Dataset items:

----------

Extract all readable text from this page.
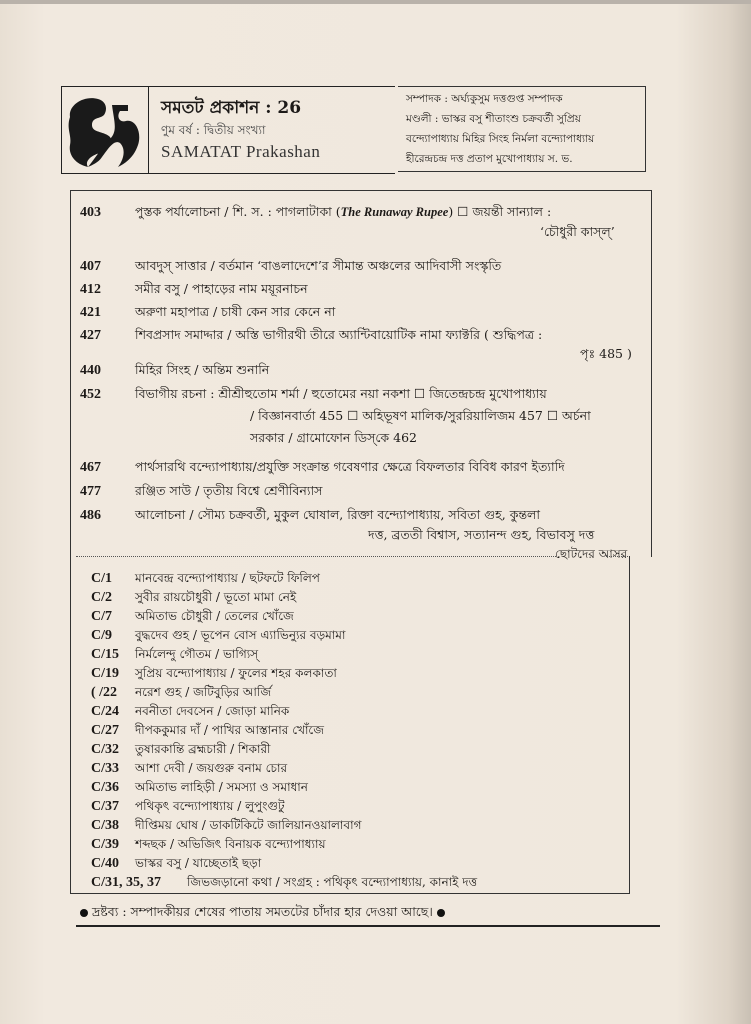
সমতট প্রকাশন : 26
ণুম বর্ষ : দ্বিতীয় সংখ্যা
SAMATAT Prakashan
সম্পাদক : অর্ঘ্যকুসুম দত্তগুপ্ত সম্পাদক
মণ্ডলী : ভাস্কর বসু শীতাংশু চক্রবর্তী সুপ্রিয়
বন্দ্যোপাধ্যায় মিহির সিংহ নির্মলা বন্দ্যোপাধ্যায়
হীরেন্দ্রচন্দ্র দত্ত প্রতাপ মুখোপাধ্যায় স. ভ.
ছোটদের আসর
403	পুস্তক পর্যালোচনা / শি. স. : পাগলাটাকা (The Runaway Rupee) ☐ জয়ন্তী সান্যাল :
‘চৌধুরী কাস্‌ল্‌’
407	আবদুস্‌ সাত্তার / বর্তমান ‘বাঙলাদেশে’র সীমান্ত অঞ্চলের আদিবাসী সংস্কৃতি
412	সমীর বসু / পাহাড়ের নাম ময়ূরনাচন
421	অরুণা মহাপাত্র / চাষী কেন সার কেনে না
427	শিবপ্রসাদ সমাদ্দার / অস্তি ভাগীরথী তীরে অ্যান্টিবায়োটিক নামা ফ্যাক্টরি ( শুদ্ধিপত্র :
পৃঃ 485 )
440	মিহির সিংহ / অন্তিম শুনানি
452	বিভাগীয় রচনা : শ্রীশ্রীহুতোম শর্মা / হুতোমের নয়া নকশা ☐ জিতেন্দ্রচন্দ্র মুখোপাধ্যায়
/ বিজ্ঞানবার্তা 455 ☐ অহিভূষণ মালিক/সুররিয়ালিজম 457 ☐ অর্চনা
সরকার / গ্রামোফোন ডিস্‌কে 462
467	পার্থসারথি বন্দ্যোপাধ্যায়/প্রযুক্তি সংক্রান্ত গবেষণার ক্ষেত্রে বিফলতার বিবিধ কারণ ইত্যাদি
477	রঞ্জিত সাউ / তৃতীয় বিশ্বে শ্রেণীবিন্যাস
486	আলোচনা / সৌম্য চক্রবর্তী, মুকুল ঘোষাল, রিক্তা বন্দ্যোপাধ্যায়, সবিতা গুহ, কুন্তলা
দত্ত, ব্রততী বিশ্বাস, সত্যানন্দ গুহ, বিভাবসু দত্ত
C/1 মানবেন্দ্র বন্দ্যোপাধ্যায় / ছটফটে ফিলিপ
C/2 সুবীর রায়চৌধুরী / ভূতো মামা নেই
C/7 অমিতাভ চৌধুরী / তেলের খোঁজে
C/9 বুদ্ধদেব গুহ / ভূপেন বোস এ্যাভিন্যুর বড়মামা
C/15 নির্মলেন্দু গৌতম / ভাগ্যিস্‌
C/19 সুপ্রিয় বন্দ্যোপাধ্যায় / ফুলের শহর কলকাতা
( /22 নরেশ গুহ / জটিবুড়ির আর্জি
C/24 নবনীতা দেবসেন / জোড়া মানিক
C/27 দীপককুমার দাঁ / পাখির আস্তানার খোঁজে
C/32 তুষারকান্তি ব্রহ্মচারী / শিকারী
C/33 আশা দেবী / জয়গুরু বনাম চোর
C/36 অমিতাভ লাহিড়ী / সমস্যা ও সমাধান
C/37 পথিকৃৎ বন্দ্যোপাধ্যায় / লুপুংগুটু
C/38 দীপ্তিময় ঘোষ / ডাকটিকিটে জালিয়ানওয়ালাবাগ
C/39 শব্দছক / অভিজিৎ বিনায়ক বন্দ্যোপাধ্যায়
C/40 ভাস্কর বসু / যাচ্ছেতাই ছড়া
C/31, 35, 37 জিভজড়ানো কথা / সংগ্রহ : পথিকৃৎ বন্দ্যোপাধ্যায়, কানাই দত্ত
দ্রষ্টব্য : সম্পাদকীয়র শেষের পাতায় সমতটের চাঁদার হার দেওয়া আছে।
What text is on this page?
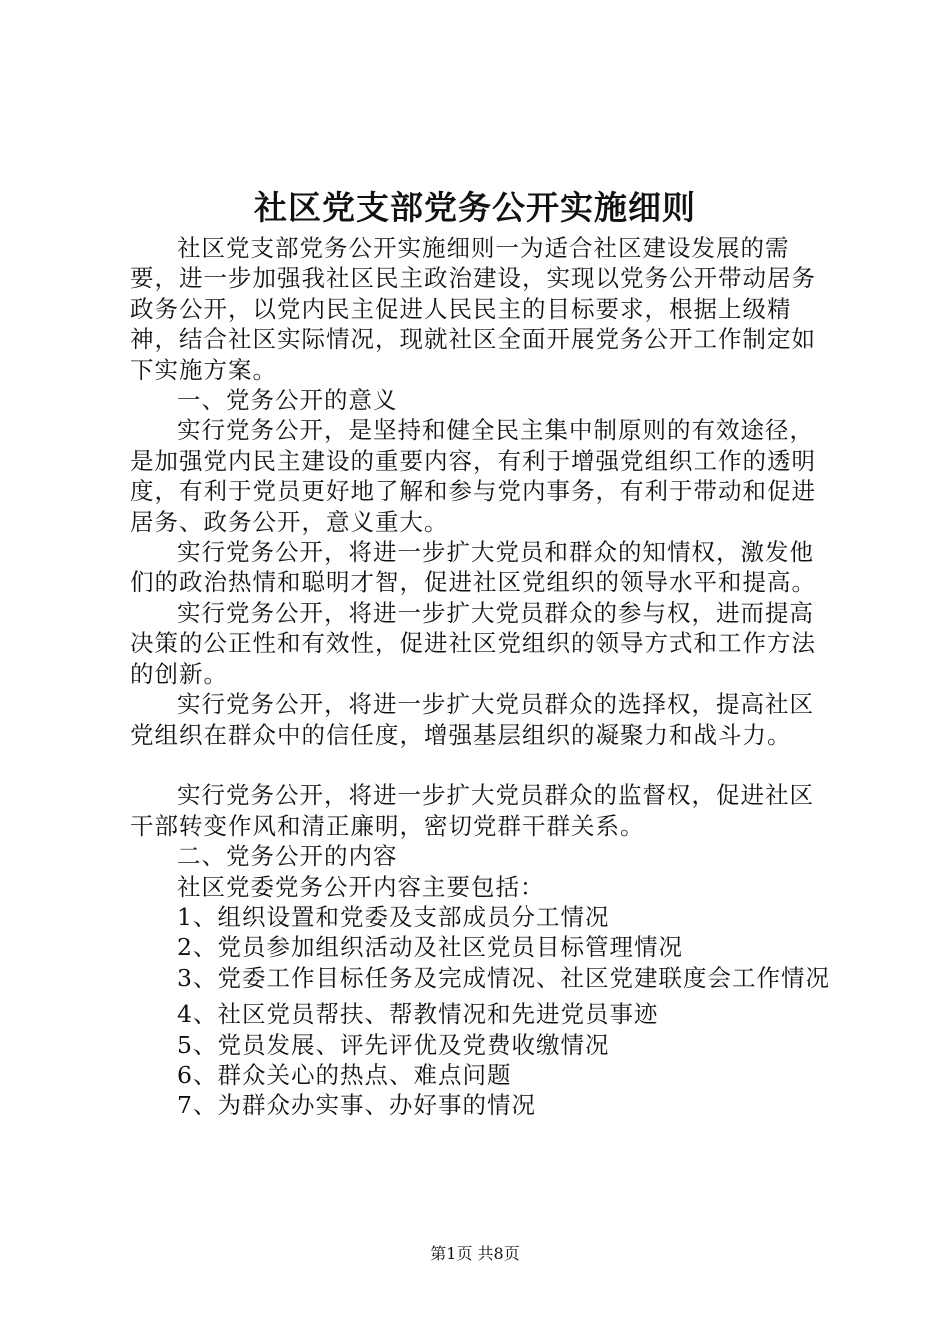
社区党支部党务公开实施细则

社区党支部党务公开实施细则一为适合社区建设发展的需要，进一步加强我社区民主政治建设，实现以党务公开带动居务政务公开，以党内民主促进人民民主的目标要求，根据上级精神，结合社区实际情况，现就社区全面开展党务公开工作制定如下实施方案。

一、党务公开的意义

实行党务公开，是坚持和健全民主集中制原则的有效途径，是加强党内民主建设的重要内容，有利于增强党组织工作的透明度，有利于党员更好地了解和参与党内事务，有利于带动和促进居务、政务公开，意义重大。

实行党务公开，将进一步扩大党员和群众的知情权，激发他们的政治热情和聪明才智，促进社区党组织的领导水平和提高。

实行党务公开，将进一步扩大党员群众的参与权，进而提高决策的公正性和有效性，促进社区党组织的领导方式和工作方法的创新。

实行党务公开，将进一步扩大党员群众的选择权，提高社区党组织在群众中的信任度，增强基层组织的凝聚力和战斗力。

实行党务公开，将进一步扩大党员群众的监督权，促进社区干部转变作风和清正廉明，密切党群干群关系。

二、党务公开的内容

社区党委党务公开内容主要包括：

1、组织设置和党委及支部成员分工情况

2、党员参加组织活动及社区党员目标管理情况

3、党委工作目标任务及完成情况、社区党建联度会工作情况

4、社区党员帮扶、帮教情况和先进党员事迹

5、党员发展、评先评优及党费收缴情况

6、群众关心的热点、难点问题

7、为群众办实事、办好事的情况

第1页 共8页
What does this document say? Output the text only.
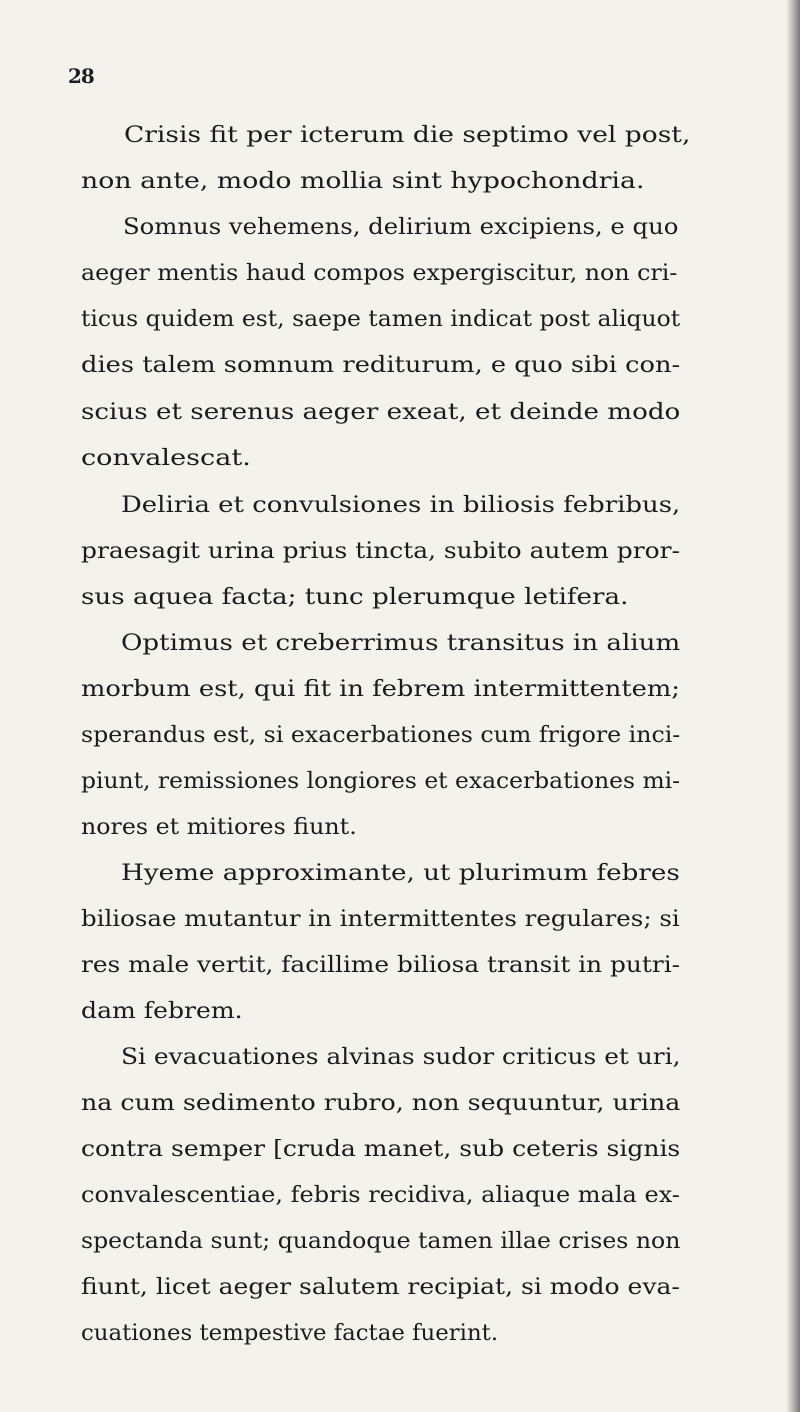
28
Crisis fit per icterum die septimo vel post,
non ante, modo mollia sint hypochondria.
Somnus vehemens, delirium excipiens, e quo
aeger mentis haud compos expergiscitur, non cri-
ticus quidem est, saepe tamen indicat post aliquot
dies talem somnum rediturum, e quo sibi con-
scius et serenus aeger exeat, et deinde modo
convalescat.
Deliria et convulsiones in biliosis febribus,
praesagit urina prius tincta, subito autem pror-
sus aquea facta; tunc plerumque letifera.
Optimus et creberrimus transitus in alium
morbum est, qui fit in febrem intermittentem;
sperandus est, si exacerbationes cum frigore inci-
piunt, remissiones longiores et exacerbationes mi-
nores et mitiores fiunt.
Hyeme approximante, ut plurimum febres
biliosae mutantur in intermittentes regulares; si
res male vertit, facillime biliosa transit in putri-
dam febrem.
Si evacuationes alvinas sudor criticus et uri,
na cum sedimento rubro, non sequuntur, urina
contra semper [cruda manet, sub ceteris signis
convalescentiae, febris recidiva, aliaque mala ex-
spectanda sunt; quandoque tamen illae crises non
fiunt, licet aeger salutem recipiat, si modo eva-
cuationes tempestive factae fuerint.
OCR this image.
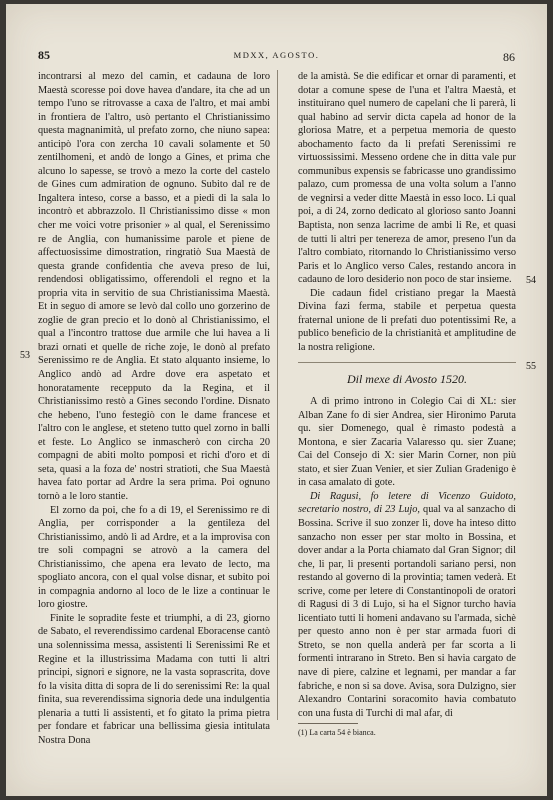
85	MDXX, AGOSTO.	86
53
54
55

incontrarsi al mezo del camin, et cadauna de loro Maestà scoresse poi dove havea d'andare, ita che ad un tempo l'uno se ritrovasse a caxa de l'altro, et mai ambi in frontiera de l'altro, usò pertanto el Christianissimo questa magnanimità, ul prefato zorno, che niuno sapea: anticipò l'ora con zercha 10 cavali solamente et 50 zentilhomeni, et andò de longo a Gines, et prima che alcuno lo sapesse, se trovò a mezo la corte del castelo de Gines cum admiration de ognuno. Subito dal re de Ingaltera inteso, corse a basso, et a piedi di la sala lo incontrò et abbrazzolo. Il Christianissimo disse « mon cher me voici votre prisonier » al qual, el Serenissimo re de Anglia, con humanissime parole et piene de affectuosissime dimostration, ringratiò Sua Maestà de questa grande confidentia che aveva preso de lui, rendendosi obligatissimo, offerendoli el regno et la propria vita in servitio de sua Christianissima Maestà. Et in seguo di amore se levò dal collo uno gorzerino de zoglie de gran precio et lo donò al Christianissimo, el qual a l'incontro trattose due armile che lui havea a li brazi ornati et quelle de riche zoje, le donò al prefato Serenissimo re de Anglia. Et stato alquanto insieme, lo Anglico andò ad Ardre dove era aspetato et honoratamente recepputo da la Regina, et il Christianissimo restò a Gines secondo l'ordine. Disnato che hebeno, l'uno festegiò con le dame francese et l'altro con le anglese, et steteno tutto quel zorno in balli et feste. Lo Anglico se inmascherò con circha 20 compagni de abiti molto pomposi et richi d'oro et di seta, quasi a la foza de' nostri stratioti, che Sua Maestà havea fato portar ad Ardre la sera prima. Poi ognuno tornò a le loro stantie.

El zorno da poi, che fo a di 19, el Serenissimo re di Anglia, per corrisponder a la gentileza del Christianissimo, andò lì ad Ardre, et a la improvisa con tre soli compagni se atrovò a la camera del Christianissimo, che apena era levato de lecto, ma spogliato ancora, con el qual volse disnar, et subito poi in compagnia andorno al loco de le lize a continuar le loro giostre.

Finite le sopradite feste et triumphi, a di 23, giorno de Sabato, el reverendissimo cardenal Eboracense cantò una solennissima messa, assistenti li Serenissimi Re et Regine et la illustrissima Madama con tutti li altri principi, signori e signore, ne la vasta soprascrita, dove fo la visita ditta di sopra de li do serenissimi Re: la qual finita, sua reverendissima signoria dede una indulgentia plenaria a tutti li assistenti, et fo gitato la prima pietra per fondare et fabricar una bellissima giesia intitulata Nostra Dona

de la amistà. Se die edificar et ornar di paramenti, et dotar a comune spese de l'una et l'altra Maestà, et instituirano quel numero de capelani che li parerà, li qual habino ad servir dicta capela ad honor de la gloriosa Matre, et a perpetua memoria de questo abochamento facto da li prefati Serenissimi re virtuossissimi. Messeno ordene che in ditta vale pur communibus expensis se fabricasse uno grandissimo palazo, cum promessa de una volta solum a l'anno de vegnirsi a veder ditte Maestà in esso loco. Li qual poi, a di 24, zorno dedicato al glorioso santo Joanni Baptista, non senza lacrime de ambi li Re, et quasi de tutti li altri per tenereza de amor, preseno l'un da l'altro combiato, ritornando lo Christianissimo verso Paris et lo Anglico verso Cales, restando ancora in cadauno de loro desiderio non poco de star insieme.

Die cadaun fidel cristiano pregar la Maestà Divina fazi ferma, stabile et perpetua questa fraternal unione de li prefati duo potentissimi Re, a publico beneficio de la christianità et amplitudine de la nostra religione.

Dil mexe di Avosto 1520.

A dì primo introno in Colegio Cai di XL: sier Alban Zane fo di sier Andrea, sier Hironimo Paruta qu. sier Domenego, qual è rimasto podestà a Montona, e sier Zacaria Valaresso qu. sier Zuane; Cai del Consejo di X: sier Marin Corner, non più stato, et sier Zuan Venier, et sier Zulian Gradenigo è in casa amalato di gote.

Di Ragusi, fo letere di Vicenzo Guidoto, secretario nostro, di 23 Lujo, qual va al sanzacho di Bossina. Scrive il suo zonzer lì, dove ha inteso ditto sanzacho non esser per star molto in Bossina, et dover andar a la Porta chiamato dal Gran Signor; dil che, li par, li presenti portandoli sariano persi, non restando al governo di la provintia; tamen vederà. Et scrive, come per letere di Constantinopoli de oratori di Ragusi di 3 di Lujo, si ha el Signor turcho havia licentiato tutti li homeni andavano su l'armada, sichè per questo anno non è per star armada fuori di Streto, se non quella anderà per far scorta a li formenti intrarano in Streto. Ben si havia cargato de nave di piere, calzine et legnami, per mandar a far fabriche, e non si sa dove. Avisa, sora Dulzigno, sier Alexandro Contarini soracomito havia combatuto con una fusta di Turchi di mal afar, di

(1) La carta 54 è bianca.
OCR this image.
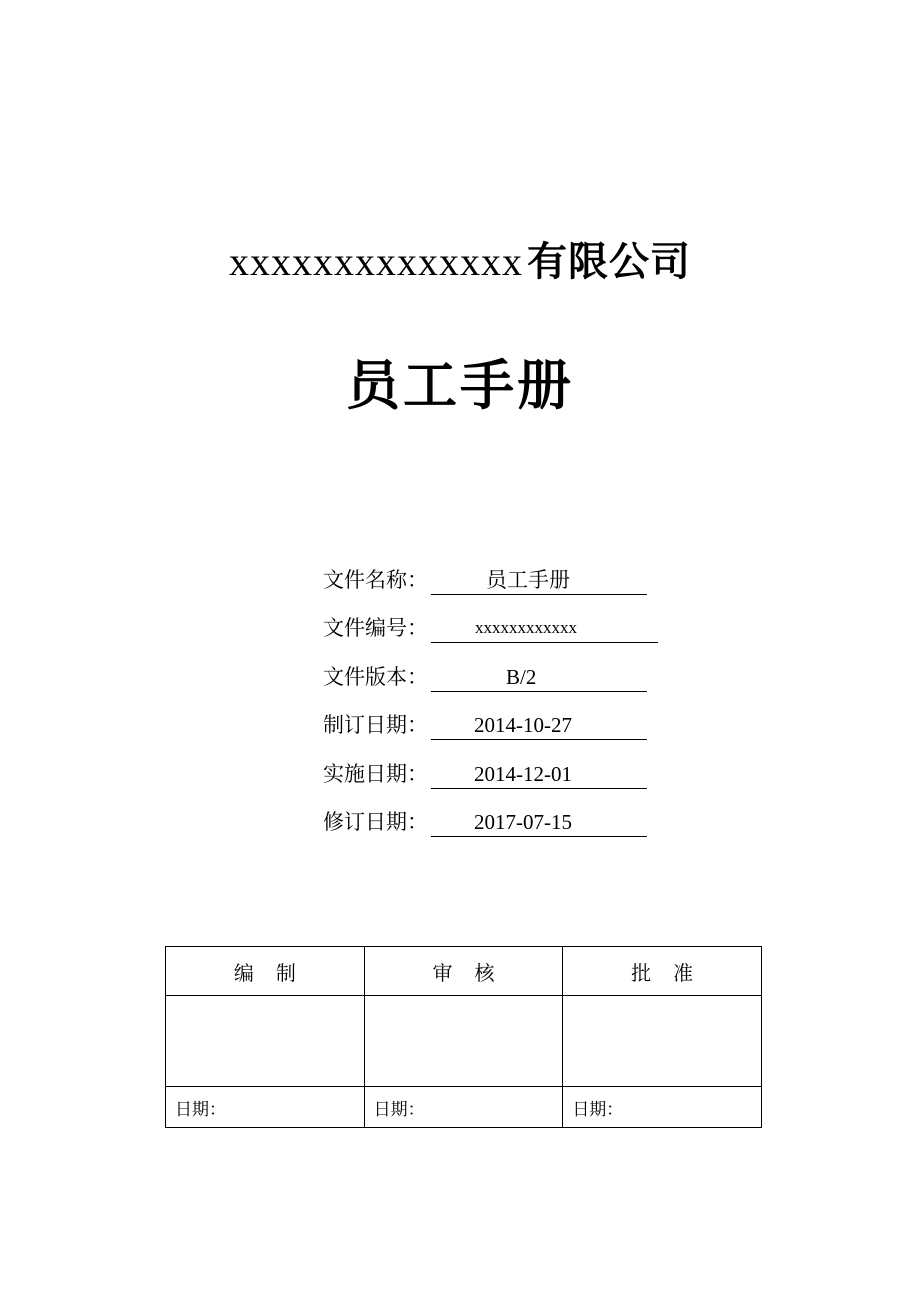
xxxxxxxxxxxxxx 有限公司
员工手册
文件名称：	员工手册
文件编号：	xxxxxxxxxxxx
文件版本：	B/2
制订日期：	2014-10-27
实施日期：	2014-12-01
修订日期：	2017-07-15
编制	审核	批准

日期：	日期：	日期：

----------

SET TASK — Among the entries, how many lines include the word "febrem"? Answer with a single number and nothing further.

RESULT OF THE TASK — 2